-- BEGIN SOURCE DATA --

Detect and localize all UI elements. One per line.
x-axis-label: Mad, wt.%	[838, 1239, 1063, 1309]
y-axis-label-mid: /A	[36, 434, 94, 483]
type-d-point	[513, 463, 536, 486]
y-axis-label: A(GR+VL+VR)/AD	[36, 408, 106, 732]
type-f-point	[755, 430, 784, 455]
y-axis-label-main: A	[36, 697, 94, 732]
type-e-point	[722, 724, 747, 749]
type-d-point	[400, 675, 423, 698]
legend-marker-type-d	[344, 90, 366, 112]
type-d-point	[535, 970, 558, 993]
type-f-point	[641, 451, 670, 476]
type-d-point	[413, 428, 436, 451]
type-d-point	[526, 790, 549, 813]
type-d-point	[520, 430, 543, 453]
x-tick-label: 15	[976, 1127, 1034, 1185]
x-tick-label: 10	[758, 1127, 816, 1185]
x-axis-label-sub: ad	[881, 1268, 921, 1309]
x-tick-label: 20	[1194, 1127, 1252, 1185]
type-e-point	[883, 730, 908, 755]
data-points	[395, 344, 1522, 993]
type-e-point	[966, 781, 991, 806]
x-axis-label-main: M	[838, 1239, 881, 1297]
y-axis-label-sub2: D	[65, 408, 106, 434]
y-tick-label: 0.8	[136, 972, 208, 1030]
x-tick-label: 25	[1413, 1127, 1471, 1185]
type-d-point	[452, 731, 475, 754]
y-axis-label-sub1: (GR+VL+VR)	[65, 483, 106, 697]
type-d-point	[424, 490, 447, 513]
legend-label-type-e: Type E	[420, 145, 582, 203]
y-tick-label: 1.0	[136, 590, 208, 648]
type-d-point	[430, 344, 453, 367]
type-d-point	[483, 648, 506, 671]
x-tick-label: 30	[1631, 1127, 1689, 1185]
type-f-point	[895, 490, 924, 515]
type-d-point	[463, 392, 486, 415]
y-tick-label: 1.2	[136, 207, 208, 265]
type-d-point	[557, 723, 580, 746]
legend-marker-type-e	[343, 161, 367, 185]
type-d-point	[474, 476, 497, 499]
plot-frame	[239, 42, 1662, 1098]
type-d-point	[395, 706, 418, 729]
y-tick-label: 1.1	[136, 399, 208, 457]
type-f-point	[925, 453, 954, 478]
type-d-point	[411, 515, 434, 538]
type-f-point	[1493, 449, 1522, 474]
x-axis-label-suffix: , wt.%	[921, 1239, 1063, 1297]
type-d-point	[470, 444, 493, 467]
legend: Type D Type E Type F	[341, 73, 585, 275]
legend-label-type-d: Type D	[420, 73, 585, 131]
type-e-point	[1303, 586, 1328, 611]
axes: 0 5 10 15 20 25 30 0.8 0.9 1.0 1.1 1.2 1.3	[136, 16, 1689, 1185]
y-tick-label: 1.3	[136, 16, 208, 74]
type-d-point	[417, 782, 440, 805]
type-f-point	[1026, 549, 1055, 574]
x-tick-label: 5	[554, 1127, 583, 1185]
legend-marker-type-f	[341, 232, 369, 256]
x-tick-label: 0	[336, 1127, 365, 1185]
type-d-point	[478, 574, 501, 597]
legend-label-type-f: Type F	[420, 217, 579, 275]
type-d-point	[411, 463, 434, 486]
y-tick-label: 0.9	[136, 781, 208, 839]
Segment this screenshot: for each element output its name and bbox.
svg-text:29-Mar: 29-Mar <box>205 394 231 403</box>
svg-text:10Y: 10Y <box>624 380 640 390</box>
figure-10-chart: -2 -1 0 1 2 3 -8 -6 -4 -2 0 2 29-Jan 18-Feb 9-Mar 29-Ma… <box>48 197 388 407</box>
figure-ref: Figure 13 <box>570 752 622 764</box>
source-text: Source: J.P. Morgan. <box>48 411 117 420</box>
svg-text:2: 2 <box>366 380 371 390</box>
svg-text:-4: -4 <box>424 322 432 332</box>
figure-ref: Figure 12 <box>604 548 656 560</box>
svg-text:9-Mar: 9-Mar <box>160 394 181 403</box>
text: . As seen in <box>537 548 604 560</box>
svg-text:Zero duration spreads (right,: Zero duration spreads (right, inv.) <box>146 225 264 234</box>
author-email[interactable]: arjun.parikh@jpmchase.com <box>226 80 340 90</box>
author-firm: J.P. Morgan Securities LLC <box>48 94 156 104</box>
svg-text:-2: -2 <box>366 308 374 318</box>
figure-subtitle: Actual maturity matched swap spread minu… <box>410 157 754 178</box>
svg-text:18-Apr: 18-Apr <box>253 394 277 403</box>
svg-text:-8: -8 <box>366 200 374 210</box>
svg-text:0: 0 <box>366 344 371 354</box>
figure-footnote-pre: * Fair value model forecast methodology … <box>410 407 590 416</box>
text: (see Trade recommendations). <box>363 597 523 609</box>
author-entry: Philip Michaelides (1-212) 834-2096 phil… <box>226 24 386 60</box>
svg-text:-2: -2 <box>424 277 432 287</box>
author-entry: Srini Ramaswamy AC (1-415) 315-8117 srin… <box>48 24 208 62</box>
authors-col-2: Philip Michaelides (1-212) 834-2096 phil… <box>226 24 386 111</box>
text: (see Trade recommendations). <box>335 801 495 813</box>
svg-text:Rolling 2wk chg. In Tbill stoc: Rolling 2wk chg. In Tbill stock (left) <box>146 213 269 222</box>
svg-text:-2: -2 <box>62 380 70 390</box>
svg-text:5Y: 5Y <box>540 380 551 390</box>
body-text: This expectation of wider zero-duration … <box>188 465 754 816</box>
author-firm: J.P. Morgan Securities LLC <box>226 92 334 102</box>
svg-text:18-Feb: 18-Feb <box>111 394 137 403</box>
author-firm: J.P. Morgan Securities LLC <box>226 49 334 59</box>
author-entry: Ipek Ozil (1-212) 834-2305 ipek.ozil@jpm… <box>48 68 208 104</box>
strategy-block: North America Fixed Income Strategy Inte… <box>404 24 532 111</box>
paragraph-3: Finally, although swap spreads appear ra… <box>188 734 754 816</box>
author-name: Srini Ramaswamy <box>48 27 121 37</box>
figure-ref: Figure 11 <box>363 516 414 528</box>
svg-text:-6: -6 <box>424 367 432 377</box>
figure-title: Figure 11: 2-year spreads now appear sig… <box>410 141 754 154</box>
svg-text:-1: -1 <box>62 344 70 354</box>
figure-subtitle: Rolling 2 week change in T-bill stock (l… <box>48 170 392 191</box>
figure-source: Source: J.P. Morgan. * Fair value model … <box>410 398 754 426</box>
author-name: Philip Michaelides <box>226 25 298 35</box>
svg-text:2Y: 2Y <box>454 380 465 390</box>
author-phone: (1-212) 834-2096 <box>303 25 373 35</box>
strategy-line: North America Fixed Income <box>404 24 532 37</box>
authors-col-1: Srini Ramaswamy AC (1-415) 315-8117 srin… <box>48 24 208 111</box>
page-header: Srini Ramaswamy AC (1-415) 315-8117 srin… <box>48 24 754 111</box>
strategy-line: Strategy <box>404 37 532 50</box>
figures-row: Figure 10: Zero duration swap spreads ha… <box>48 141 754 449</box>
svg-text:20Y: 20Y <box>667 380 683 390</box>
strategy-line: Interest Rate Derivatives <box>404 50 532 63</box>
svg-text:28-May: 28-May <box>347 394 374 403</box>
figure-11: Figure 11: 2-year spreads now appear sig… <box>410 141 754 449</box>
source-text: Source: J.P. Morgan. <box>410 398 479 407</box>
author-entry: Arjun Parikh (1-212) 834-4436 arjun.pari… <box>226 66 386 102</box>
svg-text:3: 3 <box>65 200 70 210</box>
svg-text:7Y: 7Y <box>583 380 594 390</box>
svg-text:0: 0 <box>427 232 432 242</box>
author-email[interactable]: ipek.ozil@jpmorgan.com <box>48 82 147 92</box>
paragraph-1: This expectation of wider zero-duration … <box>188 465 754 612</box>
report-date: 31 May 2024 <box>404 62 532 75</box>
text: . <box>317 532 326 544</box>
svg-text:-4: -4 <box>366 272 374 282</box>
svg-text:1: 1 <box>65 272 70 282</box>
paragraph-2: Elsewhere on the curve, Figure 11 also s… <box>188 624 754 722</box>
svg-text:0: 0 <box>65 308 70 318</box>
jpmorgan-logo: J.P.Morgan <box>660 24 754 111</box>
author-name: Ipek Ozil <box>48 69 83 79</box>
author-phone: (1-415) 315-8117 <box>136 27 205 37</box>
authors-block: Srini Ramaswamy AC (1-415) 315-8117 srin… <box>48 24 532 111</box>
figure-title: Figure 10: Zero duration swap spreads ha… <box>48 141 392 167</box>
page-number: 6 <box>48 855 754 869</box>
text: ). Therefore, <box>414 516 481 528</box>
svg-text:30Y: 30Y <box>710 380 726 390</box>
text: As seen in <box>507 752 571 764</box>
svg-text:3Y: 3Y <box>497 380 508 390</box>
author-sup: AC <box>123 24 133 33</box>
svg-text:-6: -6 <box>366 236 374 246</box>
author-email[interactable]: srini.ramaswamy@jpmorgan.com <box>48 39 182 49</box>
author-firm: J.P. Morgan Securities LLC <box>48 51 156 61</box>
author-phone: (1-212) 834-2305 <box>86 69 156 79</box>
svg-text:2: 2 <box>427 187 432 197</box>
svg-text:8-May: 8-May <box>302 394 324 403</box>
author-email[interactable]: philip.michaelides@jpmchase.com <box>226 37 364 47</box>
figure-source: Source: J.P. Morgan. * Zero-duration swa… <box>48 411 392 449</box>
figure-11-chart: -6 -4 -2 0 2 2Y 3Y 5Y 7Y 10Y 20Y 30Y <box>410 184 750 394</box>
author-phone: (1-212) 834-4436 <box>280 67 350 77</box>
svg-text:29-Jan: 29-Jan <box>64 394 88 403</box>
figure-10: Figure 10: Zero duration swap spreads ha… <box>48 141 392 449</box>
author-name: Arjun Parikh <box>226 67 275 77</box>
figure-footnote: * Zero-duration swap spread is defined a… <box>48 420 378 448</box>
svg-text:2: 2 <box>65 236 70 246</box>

-- END SOURCE DATA --

EXERCISE DIRECTIONS:
Format the lines from the start of the items through the line containing "1268, 921, 1309]" as a Markdown table with two columns, No. and Entry, numbering each row and skipping blank lines.

FULL OUTPUT:
| No. | Entry |
|---|---|
| 1 | Detect and localize all UI elements. One per line. |
| 2 | x-axis-label: Mad, wt.%	[838, 1239, 1063, 1309] |
| 3 | y-axis-label-mid: /A	[36, 434, 94, 483] |
| 4 | type-d-point	[513, 463, 536, 486] |
| 5 | y-axis-label: A(GR+VL+VR)/AD	[36, 408, 106, 732] |
| 6 | type-f-point	[755, 430, 784, 455] |
| 7 | y-axis-label-main: A	[36, 697, 94, 732] |
| 8 | type-e-point	[722, 724, 747, 749] |
| 9 | type-d-point	[400, 675, 423, 698] |
| 10 | legend-marker-type-d	[344, 90, 366, 112] |
| 11 | type-d-point	[535, 970, 558, 993] |
| 12 | type-f-point	[641, 451, 670, 476] |
| 13 | type-d-point	[413, 428, 436, 451] |
| 14 | type-d-point	[526, 790, 549, 813] |
| 15 | type-d-point	[520, 430, 543, 453] |
| 16 | x-tick-label: 15	[976, 1127, 1034, 1185] |
| 17 | x-tick-label: 10	[758, 1127, 816, 1185] |
| 18 | x-axis-label-sub: ad	[881, 1268, 921, 1309] |